[Records from a collection]
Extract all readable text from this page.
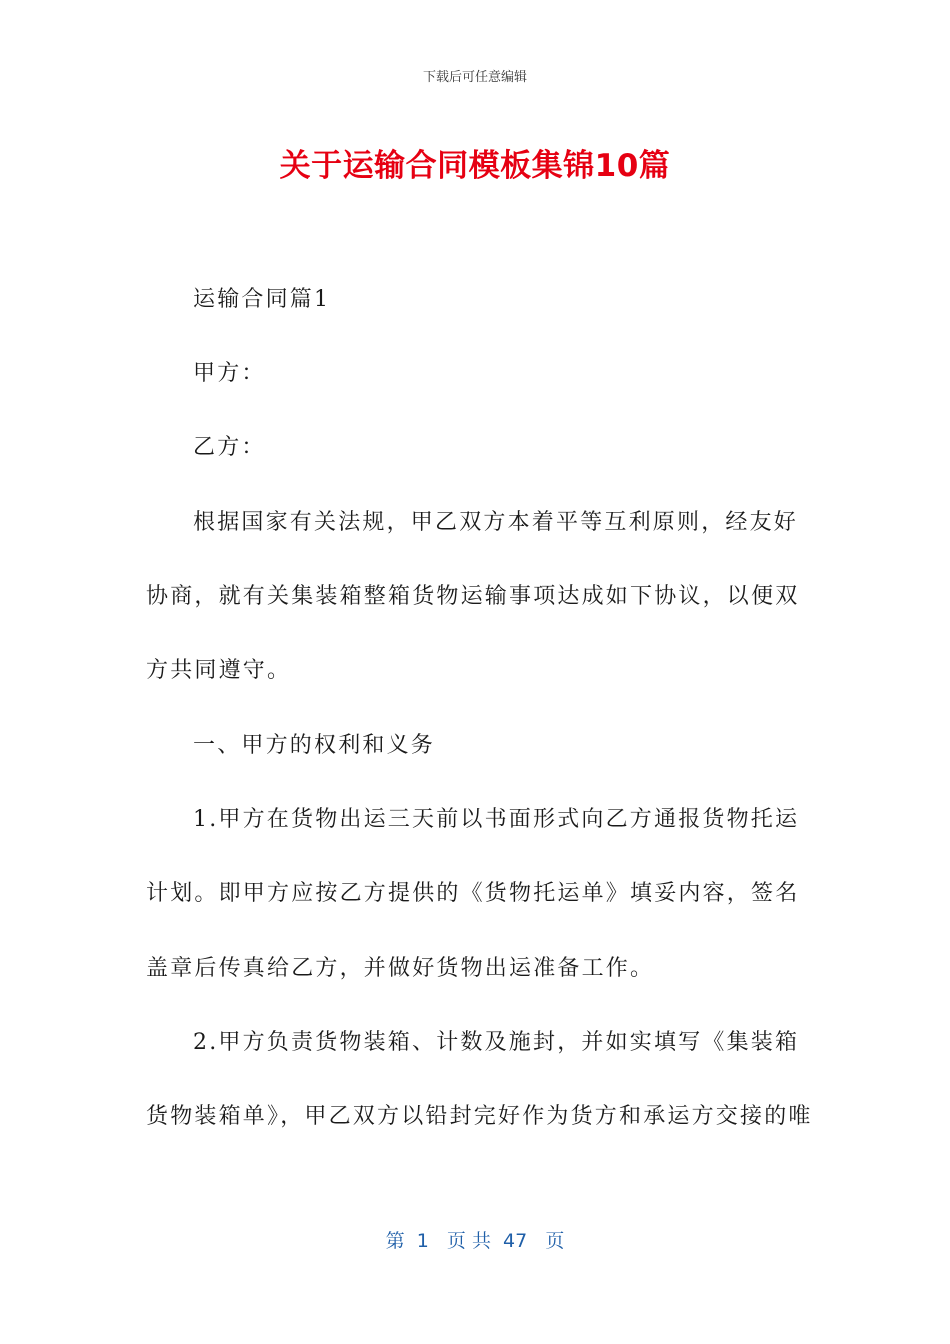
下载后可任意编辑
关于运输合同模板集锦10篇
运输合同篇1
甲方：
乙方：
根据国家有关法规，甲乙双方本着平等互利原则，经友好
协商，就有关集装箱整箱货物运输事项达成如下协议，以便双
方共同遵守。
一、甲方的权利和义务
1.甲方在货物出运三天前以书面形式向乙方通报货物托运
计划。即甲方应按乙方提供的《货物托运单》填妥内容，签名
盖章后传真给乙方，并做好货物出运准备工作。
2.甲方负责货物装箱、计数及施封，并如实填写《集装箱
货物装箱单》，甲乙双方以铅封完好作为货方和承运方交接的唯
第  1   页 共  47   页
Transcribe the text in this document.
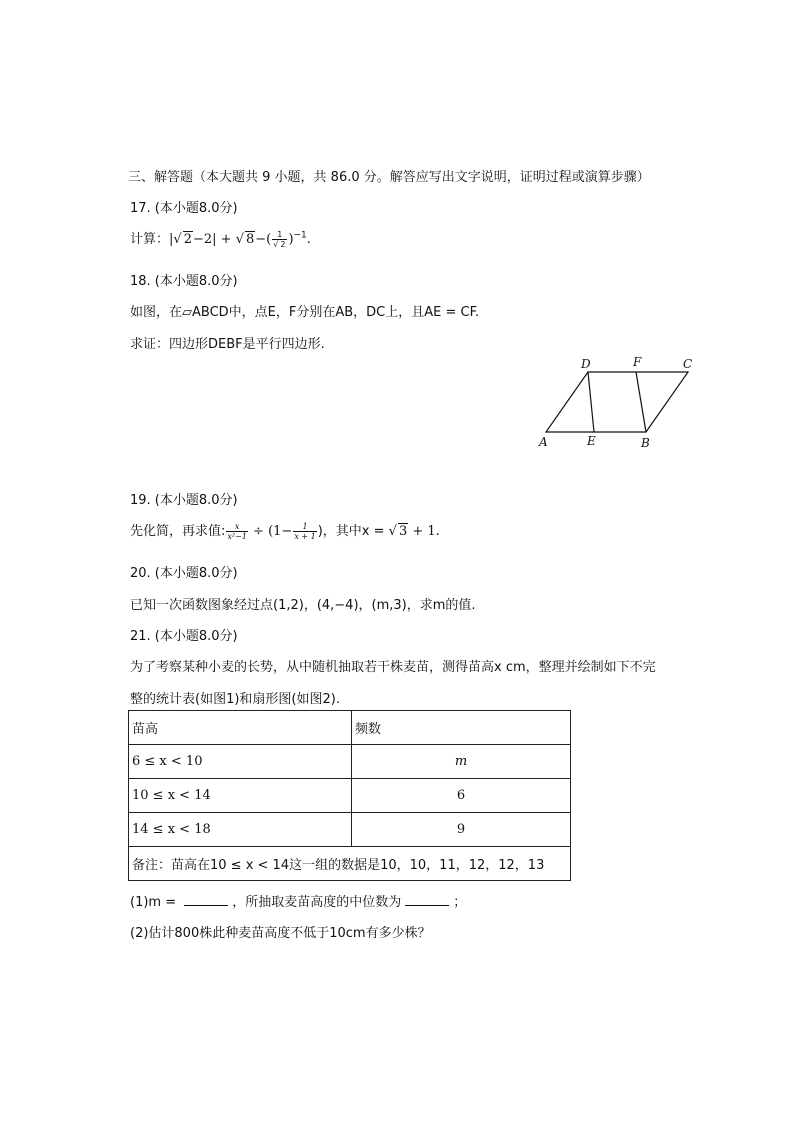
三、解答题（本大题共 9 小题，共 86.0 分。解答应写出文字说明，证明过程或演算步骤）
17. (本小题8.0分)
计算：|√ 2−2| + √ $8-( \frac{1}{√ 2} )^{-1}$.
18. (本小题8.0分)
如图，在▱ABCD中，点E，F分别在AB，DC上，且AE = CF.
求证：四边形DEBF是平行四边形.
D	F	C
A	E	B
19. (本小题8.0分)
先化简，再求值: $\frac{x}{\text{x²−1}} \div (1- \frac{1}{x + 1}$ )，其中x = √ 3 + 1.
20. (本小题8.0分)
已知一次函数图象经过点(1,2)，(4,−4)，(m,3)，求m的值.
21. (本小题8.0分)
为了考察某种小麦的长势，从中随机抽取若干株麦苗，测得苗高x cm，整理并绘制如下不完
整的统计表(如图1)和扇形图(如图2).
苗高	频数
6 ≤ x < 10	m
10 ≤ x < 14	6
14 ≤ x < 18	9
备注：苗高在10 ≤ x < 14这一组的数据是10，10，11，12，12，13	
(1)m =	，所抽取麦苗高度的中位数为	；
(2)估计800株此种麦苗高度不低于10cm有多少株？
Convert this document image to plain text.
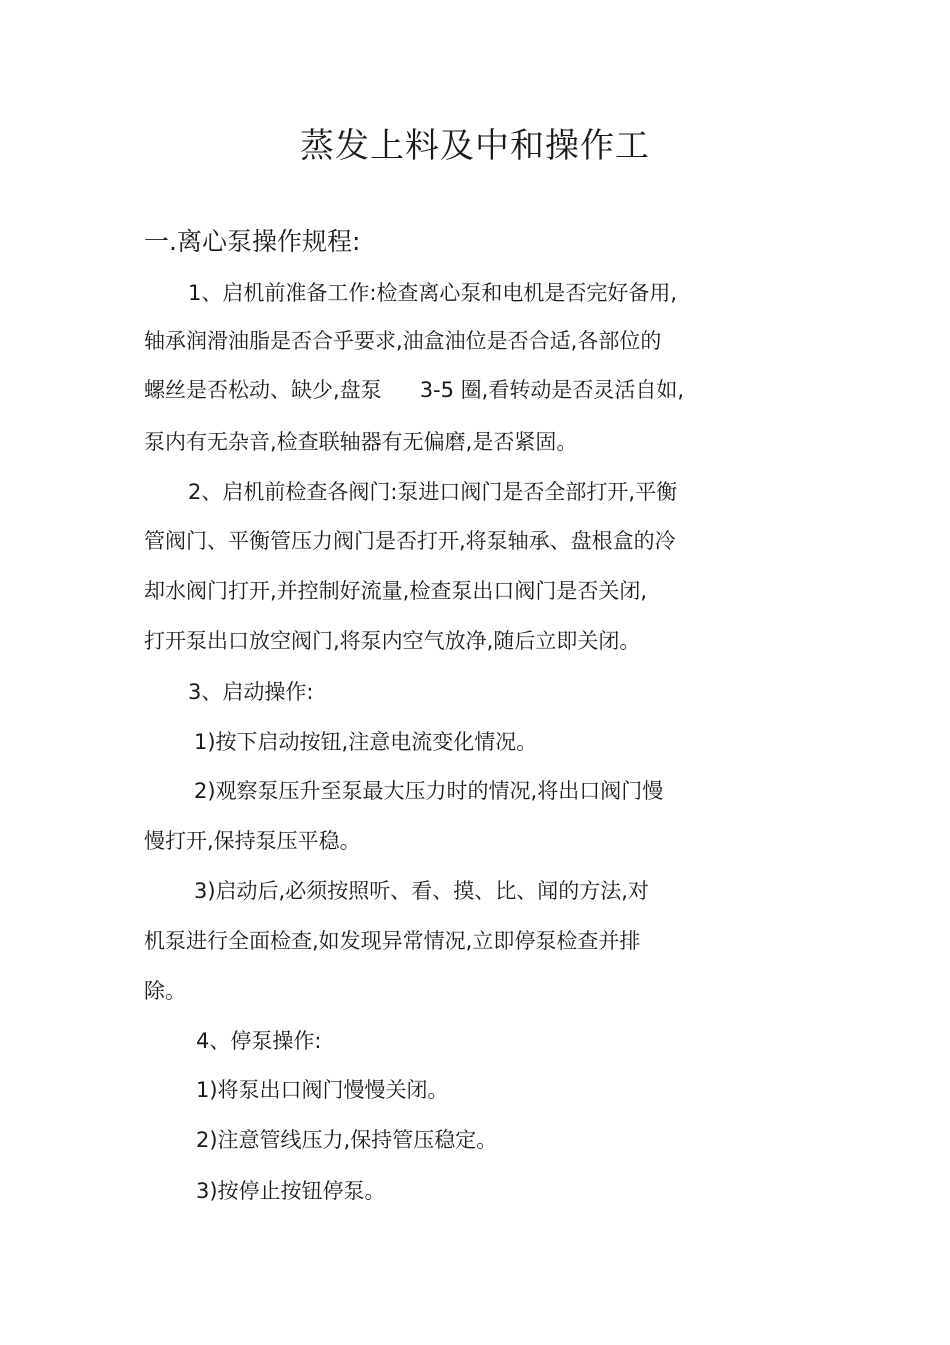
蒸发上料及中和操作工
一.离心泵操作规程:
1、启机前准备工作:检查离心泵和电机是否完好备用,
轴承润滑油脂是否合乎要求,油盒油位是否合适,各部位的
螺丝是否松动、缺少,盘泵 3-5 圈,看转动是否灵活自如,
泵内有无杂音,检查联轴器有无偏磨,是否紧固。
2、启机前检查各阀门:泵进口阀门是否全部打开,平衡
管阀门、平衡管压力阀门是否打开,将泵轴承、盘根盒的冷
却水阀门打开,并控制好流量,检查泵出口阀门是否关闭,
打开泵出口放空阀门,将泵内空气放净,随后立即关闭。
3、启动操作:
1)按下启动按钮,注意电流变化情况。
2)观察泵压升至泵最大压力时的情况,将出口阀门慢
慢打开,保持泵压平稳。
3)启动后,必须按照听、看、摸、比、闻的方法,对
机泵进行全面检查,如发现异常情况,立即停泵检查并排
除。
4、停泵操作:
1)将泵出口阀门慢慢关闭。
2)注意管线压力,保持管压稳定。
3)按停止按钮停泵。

#### [TASK DESCRIPTION]
Transcribe the material exactly, and leave out whatever pictures it holds.

#### [EXERCISE OUTPUT]
Extract all readable text from this page.
下载后可任意编辑
关于运输合同模板集锦10篇
运输合同篇1
甲方：
乙方：
根据国家有关法规，甲乙双方本着平等互利原则，经友好
协商，就有关集装箱整箱货物运输事项达成如下协议，以便双
方共同遵守。
一、甲方的权利和义务
1.甲方在货物出运三天前以书面形式向乙方通报货物托运
计划。即甲方应按乙方提供的《货物托运单》填妥内容，签名
盖章后传真给乙方，并做好货物出运准备工作。
2.甲方负责货物装箱、计数及施封，并如实填写《集装箱
货物装箱单》，甲乙双方以铅封完好作为货方和承运方交接的唯
第  1   页 共  47   页
Transcribe the text in this document.
三、解答题（本大题共 9 小题，共 86.0 分。解答应写出文字说明，证明过程或演算步骤）
17. (本小题8.0分)
计算：|√ 2−2| + √ $8-( \frac{1}{√ 2} )^{-1}$.
18. (本小题8.0分)
如图，在▱ABCD中，点E，F分别在AB，DC上，且AE = CF.
求证：四边形DEBF是平行四边形.
D	F	C
A	E	B
19. (本小题8.0分)
先化简，再求值: $\frac{x}{\text{x²−1}} \div (1- \frac{1}{x + 1}$ )，其中x = √ 3 + 1.
20. (本小题8.0分)
已知一次函数图象经过点(1,2)，(4,−4)，(m,3)，求m的值.
21. (本小题8.0分)
为了考察某种小麦的长势，从中随机抽取若干株麦苗，测得苗高x cm，整理并绘制如下不完
整的统计表(如图1)和扇形图(如图2).
苗高	频数
6 ≤ x < 10	m
10 ≤ x < 14	6
14 ≤ x < 18	9
备注：苗高在10 ≤ x < 14这一组的数据是10，10，11，12，12，13	
(1)m =	，所抽取麦苗高度的中位数为	；
(2)估计800株此种麦苗高度不低于10cm有多少株？
Convert this document image to plain text.
蒸发上料及中和操作工
一.离心泵操作规程:
1、启机前准备工作:检查离心泵和电机是否完好备用,
轴承润滑油脂是否合乎要求,油盒油位是否合适,各部位的
螺丝是否松动、缺少,盘泵 3-5 圈,看转动是否灵活自如,
泵内有无杂音,检查联轴器有无偏磨,是否紧固。
2、启机前检查各阀门:泵进口阀门是否全部打开,平衡
管阀门、平衡管压力阀门是否打开,将泵轴承、盘根盒的冷
却水阀门打开,并控制好流量,检查泵出口阀门是否关闭,
打开泵出口放空阀门,将泵内空气放净,随后立即关闭。
3、启动操作:
1)按下启动按钮,注意电流变化情况。
2)观察泵压升至泵最大压力时的情况,将出口阀门慢
慢打开,保持泵压平稳。
3)启动后,必须按照听、看、摸、比、闻的方法,对
机泵进行全面检查,如发现异常情况,立即停泵检查并排
除。
4、停泵操作:
1)将泵出口阀门慢慢关闭。
2)注意管线压力,保持管压稳定。
3)按停止按钮停泵。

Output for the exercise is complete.